··· DATA EXCERPTS

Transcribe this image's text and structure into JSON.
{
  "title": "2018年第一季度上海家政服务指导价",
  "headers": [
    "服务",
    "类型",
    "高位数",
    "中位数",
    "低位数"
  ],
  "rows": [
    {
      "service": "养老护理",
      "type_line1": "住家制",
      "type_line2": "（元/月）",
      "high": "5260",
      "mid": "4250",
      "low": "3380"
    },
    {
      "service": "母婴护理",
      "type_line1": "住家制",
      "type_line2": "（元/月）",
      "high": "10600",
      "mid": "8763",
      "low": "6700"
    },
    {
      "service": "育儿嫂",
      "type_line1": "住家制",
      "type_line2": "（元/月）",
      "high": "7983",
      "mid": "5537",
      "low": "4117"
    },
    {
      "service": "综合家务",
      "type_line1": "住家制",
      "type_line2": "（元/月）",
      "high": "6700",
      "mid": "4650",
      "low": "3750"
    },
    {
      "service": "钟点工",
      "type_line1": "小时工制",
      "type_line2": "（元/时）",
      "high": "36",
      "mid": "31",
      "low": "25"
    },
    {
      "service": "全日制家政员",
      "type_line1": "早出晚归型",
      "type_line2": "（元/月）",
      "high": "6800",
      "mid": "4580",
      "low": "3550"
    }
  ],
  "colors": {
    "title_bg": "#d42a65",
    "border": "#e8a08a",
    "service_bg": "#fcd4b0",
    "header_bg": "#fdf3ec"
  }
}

······

• GOAL OF THE EXERCISE
Return the lines of the records that include the string "high".

• PROBLEM SOLUTION
      "high": "5260",
      "high": "10600",
      "high": "7983",
      "high": "6700",
      "high": "36",
      "high": "6800",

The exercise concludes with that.